(Saved entries)
──────────────────────────────

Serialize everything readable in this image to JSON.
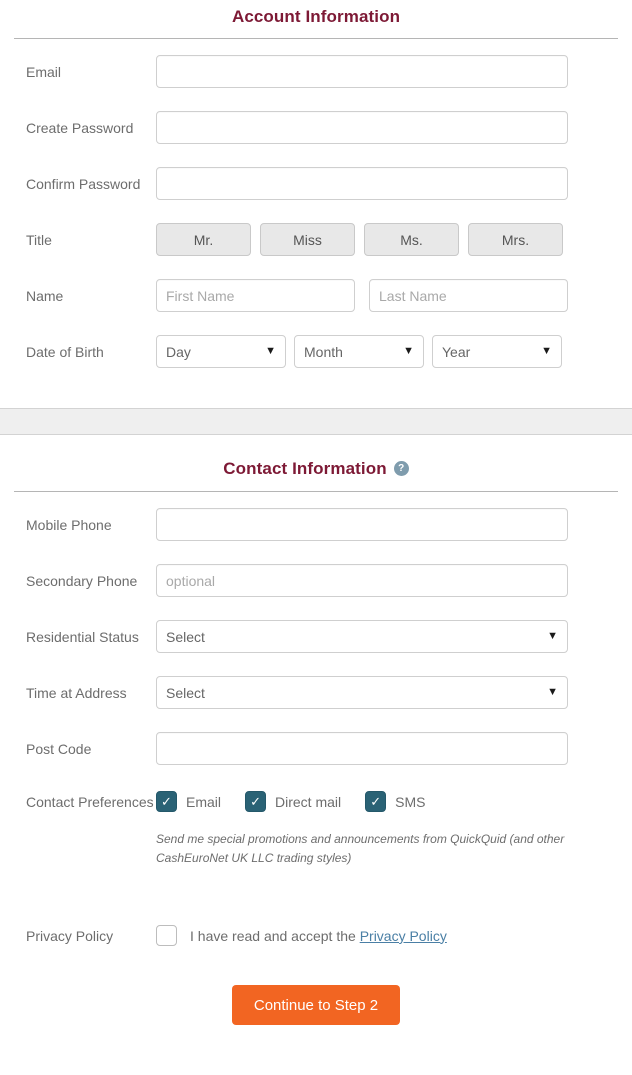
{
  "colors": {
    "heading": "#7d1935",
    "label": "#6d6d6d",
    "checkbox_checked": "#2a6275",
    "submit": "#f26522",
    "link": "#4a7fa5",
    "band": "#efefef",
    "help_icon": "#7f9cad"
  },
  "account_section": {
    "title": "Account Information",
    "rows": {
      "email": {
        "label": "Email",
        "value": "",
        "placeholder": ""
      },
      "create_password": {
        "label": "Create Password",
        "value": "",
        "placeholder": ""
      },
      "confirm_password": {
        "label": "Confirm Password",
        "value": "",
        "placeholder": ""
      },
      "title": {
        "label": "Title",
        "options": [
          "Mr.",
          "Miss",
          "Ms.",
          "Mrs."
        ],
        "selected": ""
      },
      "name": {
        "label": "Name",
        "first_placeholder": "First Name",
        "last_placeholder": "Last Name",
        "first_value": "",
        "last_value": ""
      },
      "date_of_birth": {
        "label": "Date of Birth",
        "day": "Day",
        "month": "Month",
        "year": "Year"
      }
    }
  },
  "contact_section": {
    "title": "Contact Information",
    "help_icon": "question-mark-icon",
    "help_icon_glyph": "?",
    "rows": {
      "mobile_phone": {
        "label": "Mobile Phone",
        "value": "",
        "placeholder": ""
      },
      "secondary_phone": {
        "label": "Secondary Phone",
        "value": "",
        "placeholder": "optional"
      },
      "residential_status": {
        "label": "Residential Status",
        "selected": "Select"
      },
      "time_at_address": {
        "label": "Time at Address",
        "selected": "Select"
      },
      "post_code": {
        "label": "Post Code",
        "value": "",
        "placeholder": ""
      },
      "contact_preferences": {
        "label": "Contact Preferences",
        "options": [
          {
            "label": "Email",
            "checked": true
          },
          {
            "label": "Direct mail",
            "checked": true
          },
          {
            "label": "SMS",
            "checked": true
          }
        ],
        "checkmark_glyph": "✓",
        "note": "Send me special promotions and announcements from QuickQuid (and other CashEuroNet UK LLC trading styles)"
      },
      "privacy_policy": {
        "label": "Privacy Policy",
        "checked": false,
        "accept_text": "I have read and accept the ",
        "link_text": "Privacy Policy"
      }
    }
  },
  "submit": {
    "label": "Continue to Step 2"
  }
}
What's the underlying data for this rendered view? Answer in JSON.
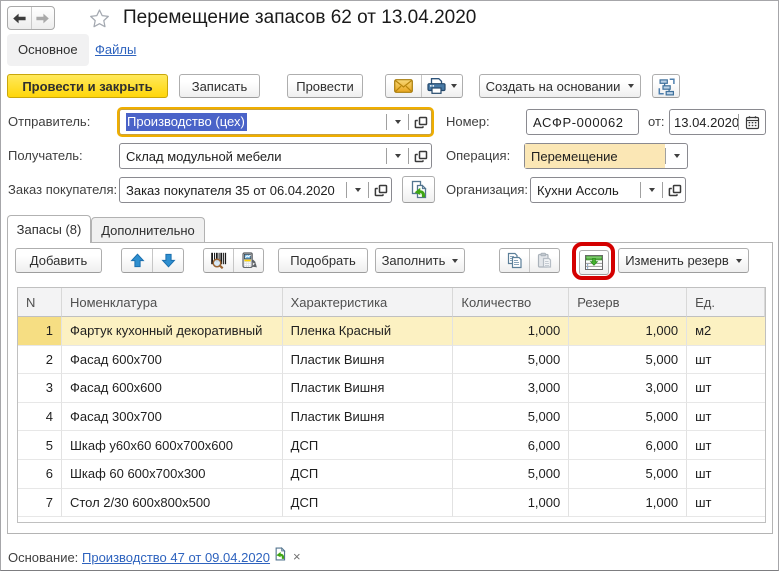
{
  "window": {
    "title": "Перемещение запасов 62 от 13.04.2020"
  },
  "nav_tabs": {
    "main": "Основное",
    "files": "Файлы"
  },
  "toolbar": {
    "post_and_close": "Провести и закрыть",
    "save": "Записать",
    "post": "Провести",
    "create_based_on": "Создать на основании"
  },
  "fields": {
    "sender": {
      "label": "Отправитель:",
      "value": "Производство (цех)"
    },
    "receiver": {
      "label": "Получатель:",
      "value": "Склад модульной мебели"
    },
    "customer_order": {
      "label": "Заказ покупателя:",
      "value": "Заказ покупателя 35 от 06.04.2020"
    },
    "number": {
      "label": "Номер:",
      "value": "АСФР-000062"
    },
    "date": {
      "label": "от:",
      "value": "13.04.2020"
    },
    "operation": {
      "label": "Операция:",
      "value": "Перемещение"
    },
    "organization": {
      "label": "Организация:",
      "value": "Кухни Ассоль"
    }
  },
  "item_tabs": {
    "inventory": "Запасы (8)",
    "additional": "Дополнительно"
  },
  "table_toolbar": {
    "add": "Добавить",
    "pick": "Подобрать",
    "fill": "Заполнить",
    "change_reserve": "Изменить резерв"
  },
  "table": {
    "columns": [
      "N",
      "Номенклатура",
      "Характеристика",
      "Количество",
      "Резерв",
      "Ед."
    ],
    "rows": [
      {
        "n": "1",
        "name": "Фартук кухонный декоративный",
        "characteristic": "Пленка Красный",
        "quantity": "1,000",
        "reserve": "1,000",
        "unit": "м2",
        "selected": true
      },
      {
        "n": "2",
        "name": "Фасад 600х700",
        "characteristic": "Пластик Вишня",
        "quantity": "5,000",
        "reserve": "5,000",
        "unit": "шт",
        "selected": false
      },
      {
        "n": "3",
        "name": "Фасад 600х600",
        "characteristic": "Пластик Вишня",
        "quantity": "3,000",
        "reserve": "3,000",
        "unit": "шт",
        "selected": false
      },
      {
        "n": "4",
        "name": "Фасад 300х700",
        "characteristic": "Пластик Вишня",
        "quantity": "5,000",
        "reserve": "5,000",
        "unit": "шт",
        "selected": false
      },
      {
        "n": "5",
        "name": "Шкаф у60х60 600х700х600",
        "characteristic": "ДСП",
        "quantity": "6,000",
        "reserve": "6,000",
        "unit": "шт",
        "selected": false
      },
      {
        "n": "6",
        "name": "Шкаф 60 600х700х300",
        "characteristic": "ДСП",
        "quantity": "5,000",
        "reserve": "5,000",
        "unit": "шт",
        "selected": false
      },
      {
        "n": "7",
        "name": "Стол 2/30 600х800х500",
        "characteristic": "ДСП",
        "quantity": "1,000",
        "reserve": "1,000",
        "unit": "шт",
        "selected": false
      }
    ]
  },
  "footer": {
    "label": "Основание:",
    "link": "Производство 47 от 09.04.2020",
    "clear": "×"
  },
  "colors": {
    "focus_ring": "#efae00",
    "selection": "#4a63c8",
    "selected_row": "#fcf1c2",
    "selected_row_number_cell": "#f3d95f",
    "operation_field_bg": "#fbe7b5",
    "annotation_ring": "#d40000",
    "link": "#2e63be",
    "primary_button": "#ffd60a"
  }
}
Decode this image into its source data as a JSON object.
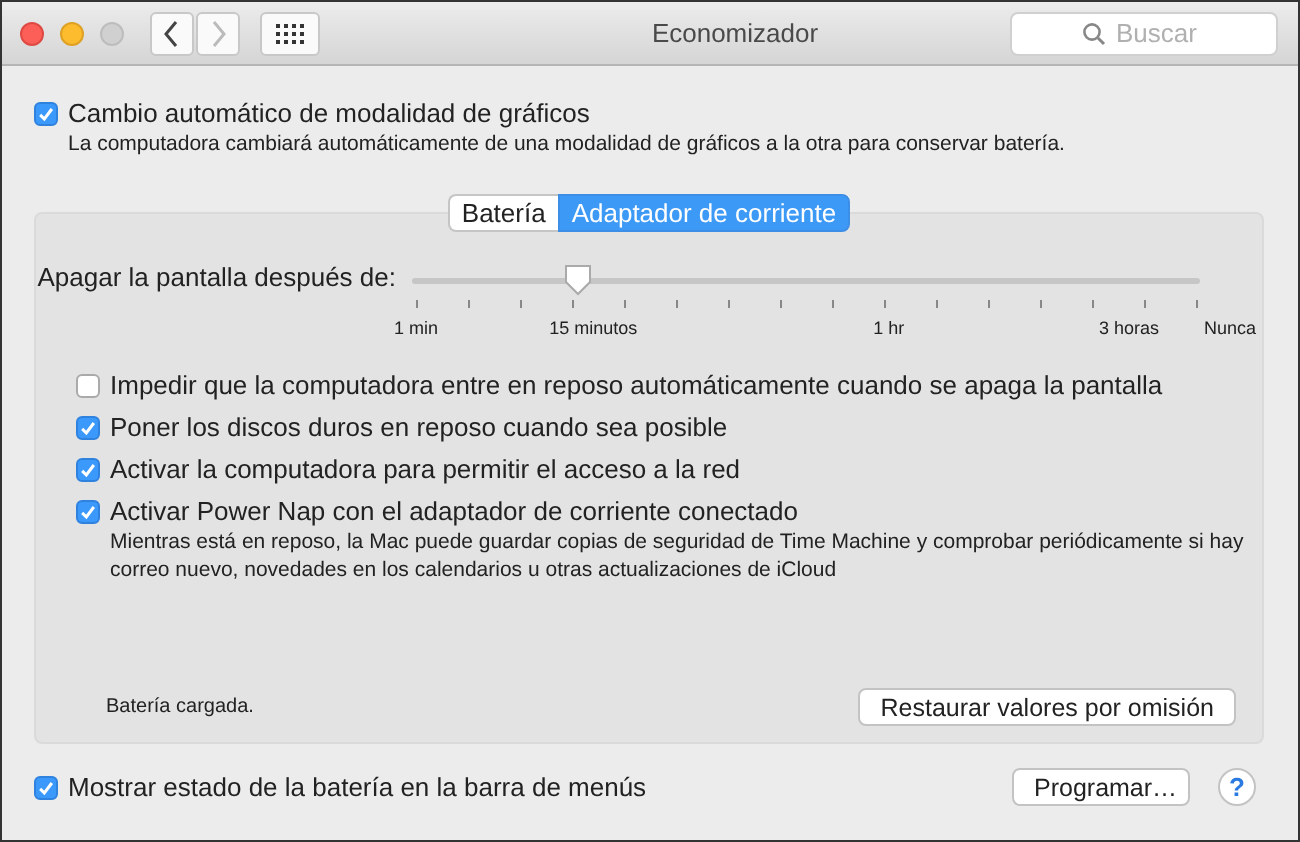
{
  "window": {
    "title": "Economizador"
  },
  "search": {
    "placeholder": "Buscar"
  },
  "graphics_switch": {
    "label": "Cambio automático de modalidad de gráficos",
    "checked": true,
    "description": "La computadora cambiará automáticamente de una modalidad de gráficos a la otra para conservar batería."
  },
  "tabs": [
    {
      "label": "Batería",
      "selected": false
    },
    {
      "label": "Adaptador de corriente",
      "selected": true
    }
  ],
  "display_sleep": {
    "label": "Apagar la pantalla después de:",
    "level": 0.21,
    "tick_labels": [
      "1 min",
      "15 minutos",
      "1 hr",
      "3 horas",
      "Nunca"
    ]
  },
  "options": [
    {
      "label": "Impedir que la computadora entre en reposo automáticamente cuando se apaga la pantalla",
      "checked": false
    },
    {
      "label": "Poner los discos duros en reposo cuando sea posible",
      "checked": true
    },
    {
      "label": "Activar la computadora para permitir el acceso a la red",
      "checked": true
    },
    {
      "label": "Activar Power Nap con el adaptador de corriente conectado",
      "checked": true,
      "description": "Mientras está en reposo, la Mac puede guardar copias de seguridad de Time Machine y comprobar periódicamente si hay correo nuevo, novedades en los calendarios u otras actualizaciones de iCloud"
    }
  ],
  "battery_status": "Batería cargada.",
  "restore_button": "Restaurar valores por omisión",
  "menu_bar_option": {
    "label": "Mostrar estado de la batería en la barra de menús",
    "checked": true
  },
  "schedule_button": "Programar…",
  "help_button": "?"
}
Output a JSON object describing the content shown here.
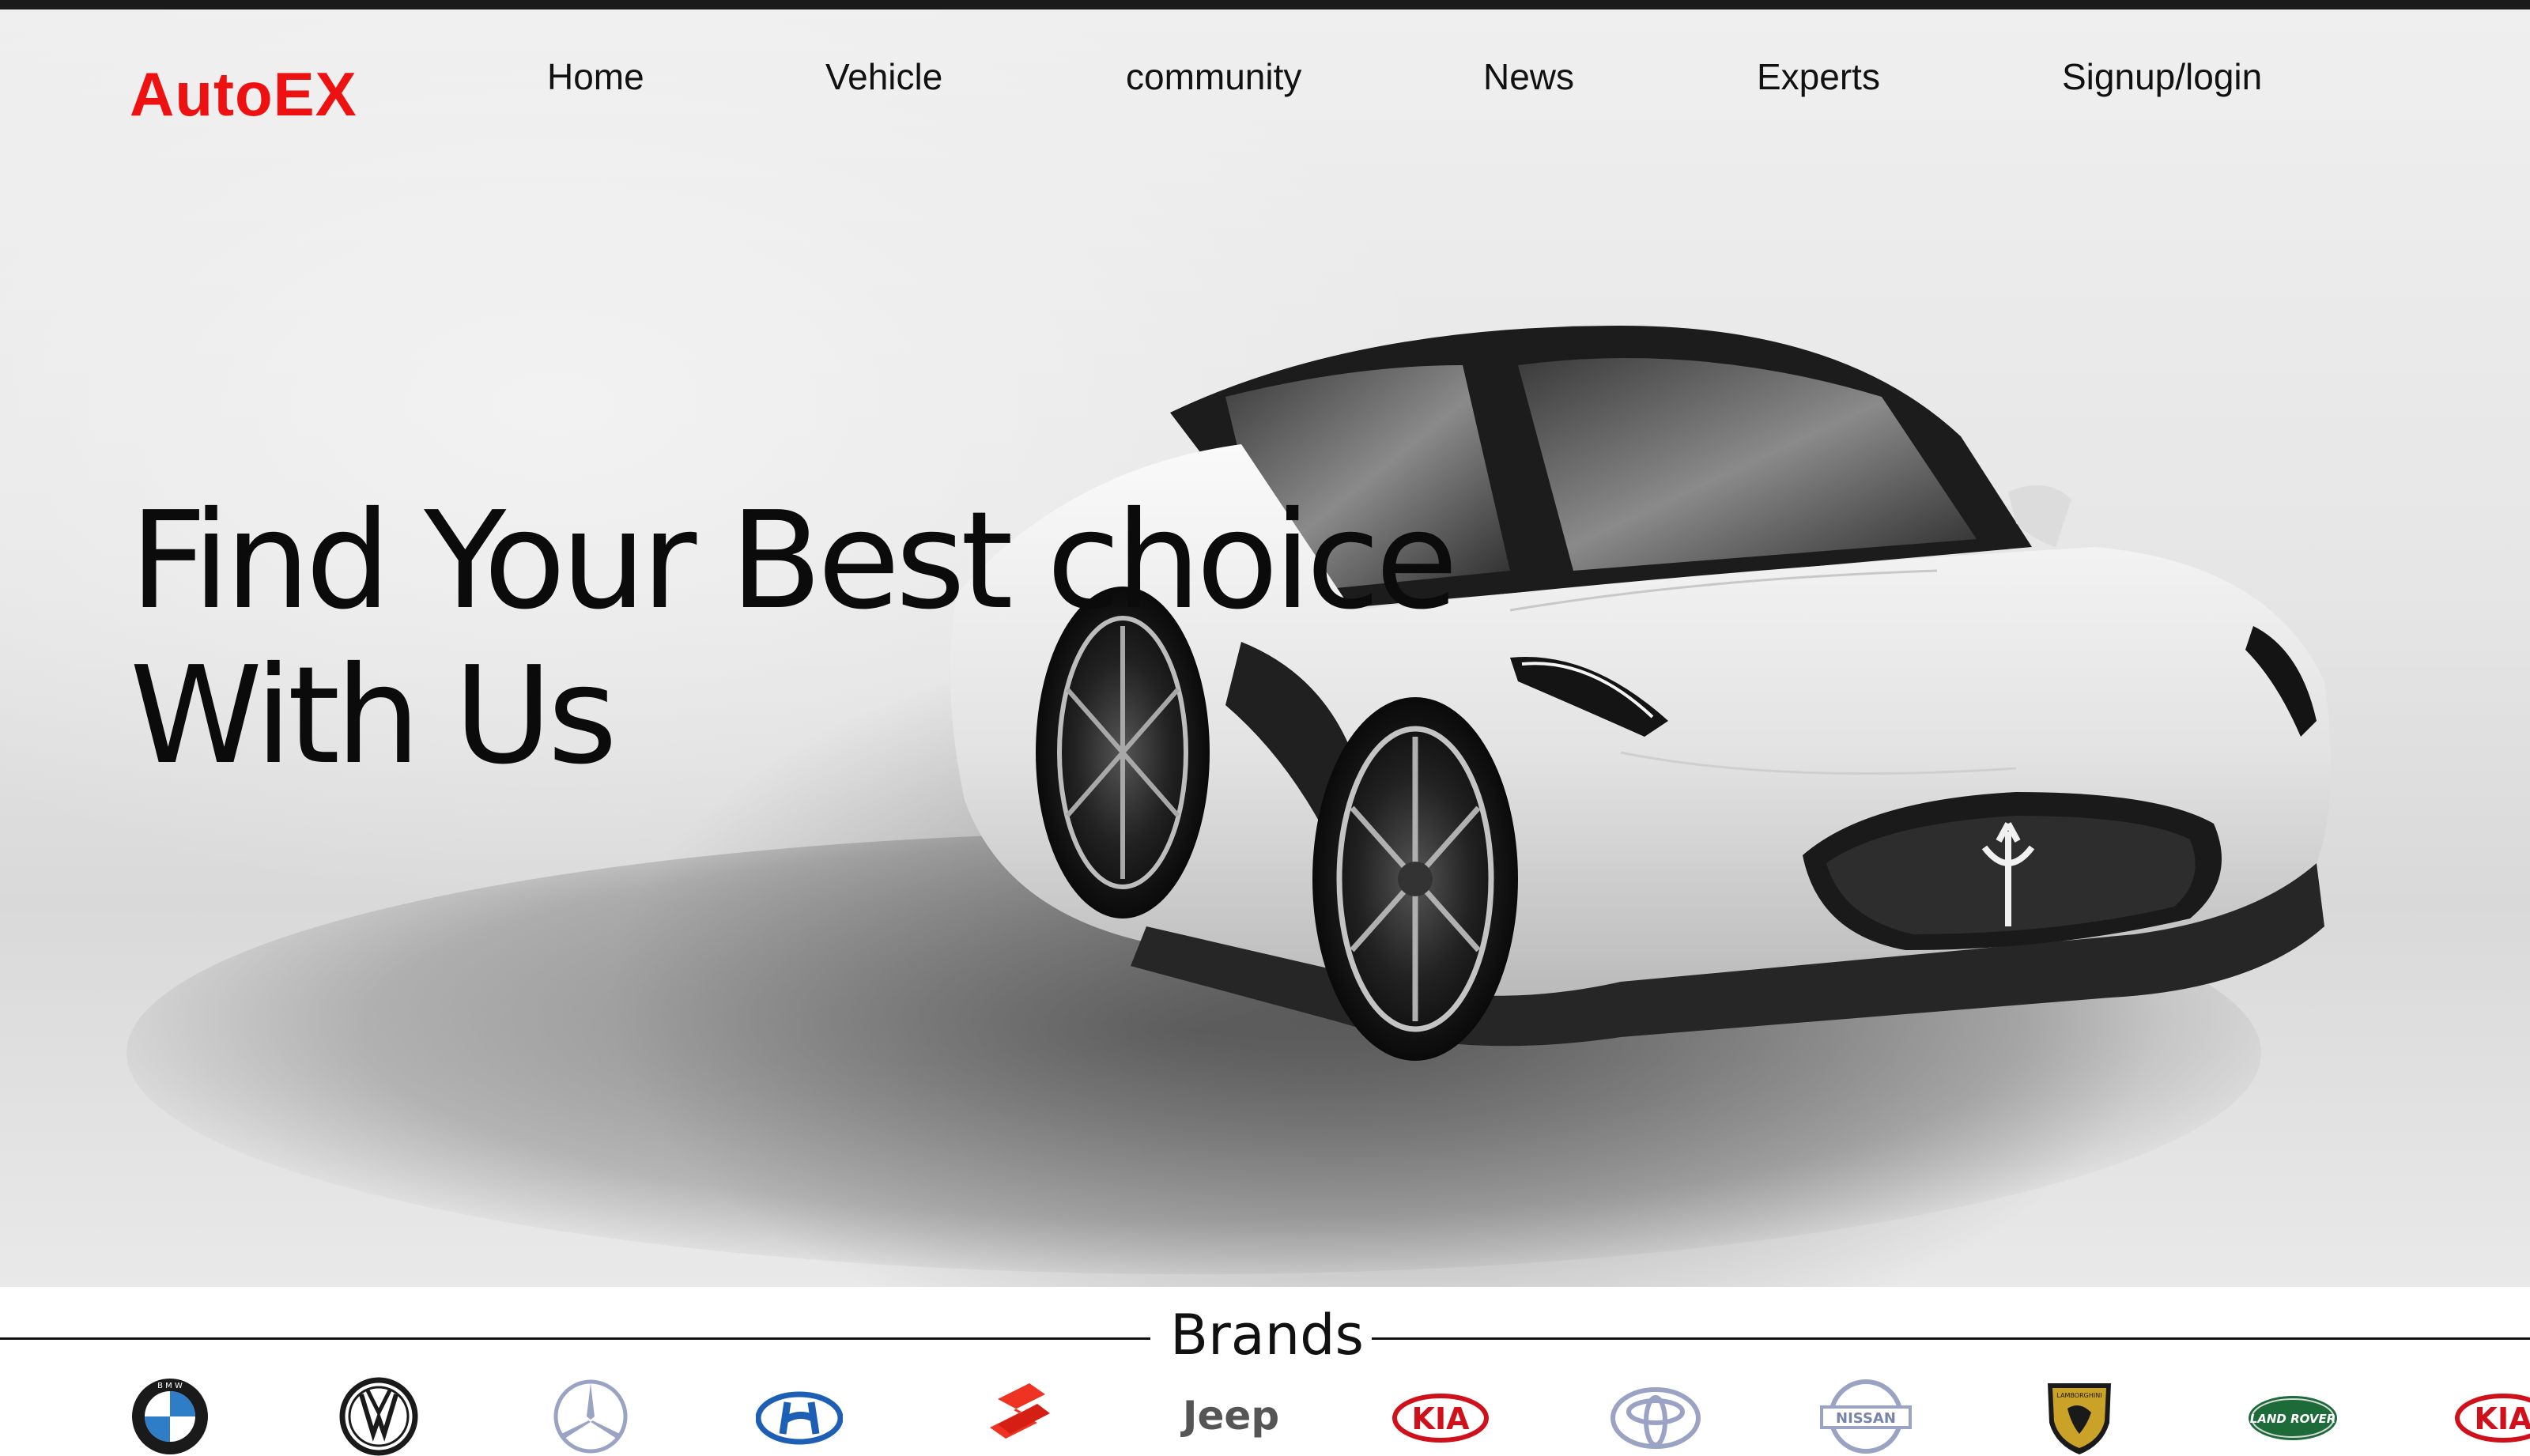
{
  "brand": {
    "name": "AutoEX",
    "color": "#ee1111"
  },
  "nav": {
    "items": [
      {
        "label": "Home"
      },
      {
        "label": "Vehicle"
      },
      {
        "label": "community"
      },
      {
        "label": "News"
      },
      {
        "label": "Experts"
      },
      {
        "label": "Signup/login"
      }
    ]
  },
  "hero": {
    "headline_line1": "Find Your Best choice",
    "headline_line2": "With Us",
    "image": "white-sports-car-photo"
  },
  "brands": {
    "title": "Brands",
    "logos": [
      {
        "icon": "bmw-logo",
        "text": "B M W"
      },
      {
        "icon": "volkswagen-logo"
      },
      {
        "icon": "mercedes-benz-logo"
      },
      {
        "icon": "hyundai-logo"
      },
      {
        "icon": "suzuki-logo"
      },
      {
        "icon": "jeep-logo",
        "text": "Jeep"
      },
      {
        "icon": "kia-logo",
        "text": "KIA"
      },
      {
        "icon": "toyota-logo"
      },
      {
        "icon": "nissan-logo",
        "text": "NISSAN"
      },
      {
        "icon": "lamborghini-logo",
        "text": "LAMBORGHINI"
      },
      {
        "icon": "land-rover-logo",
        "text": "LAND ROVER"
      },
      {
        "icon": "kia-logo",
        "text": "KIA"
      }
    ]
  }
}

──────────────────────────────

== Aim ==
Copy out every line where the word "description" occurs.

== Task solution ==
    "description": "La computadora cambiará automáticamente de una modalidad de gráficos a la otra para conservar batería."
      "description": "Mientras está en reposo, la Mac puede guardar copias de seguridad de Time Machine y comprobar periódicamente si hay correo nuevo, novedades en los calendarios u otras actualizaciones de iCloud"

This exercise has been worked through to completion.